Document section:

=======

Reputation: 29
This is about plain word counting, to collect which words appear in a document and how how often.
I try to write a function were the input is a list of text lines. I go through all lines, split them into words, accumulate the recognized words and finally return the complete list.
First I have a while-loop that goes through all the characters in the list, and but ignores the white spaces. Inside this while loop I also try to recognize what kind of words I have. In this context, there are three kinds of words:
I have three if statements which check what kind of character I have. When I know what kind of word I have encountered, I try to extract the word itself. When the word starts with a letter or a digit, I take all consecutive characters of the same kind as part of the word.
But, in the third if statement, when I take care of the case when the current character is neither a letter nor a digit, I get problems.
When I give the input
wordfreq.tokenize(['15, delicious& Tarts.'])
I want the output to be
['15', ',', 'delicious', '&', 'tarts', '.']
When I test the function in the Python Console, it looks like this:
PyDev console: starting.
Python 3.7.4 (v3.7.4:e09359112e, Jul 8 2019, 14:54:52)
[Clang 6.0 (clang-600.0.57)] on darwin
import wordfreq
wordfreq.tokenize(['15, delicious& Tarts.'])
['15', 'delicious', 'tarts']
The function does not take neither the comma, the ampersand nor the dot into account! How do I fix this? See below for the code.
(The lower() method is because I want to ignore capitalization, e.g. 'Tarts' and 'tarts' are really the same words.)

=======

Given information:

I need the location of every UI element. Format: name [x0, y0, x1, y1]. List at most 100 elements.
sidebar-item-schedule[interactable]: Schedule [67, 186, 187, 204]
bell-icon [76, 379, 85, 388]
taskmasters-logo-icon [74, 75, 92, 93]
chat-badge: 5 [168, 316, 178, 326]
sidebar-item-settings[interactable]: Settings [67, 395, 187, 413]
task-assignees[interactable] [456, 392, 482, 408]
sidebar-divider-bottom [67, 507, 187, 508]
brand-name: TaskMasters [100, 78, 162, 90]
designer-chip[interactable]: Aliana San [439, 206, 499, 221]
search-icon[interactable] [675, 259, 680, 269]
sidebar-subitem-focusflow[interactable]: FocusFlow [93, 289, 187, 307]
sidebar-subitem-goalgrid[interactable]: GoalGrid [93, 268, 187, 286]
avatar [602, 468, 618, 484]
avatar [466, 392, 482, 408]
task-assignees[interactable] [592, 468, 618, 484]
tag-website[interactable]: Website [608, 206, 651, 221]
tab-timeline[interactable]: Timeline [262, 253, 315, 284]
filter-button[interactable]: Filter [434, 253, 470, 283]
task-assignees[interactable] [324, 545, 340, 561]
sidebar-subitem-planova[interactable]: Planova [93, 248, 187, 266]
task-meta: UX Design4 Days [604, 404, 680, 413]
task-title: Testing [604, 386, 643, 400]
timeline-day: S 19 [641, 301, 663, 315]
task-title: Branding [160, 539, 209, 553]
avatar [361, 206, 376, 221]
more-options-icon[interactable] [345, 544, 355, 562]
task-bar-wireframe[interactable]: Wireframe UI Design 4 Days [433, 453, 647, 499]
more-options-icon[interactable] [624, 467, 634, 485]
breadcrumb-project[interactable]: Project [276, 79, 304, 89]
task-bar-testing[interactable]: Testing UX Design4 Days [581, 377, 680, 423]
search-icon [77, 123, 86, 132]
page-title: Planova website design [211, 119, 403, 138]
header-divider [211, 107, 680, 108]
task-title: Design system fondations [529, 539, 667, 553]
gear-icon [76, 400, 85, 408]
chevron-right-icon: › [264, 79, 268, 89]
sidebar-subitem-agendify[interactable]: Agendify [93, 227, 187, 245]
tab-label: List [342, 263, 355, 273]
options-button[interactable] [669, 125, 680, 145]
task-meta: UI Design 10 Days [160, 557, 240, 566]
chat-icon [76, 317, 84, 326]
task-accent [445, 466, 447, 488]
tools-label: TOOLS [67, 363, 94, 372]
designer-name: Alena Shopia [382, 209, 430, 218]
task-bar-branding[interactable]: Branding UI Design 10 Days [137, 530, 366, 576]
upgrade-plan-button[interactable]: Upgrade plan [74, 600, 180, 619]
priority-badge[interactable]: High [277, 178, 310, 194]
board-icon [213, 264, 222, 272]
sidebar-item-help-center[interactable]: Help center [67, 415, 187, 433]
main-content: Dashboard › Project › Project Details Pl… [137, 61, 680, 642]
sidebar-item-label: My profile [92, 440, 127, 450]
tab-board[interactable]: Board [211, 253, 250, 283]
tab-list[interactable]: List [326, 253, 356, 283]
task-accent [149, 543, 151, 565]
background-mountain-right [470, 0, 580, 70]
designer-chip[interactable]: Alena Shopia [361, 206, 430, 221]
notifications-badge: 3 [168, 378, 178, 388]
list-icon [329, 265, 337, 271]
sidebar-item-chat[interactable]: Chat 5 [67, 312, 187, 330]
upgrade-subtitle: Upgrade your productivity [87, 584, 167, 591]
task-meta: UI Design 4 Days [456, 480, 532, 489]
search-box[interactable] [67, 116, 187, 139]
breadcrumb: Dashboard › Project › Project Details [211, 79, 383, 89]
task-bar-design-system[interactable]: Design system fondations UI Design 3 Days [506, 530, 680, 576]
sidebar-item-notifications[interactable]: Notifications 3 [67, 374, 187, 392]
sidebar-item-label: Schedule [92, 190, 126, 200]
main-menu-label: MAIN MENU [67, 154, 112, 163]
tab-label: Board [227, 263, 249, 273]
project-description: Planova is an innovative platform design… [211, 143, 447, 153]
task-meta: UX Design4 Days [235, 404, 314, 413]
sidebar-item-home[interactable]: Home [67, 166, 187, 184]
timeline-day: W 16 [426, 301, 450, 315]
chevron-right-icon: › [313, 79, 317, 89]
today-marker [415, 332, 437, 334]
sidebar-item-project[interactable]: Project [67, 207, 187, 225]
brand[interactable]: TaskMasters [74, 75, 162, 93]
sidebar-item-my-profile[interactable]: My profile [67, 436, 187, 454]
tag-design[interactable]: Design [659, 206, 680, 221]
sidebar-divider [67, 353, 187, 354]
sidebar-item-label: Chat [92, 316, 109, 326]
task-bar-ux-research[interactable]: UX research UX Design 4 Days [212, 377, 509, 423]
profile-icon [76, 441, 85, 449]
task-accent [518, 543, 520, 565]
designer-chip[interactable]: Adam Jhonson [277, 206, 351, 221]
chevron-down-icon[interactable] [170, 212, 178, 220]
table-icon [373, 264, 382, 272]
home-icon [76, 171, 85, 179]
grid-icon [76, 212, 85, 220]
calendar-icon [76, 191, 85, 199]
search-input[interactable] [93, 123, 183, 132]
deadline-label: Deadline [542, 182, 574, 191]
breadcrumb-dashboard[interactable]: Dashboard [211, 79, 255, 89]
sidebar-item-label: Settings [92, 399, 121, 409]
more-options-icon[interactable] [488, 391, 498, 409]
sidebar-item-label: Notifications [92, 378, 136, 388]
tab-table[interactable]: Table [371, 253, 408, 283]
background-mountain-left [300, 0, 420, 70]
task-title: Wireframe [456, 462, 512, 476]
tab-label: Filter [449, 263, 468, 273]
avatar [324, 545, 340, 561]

=======

Required actions:
A) In the word-counting post, rewrite the paragraph that begins "I have three if statements" as a short bulleted list that keeps its main facts.
B) Answer these questions from the word-counting post, one line each:
(i) What output does the writer want for the input ['15, delicious& Tarts.']?
(ii) Which Python version appears in the console output?
(iii) Why does the writer use the lower() method?
C) Retype the passage from the word-counting post starting at "I want the output" and ending at "the same words.)".

Final results:
A)
- Three if statements check what kind of character is being handled.
- Once the kind of word is known, the word itself is extracted.
- If the word starts with a letter or a digit, all consecutive characters of the same kind are taken as part of the word.

B)
(i) ['15', ',', 'delicious', '&', 'tarts', '.']
(ii) Python 3.7.4
(iii) To ignore capitalization, so that 'Tarts' and 'tarts' count as the same word.

C)
I want the output to be
['15', ',', 'delicious', '&', 'tarts', '.']
When I test the function in the Python Console, it looks like this:
PyDev console: starting.
Python 3.7.4 (v3.7.4:e09359112e, Jul 8 2019, 14:54:52)
[Clang 6.0 (clang-600.0.57)] on darwin
import wordfreq
wordfreq.tokenize(['15, delicious& Tarts.'])
['15', 'delicious', 'tarts']
The function does not take neither the comma, the ampersand nor the dot into account! How do I fix this? See below for the code.
(The lower() method is because I want to ignore capitalization, e.g. 'Tarts' and 'tarts' are really the same words.)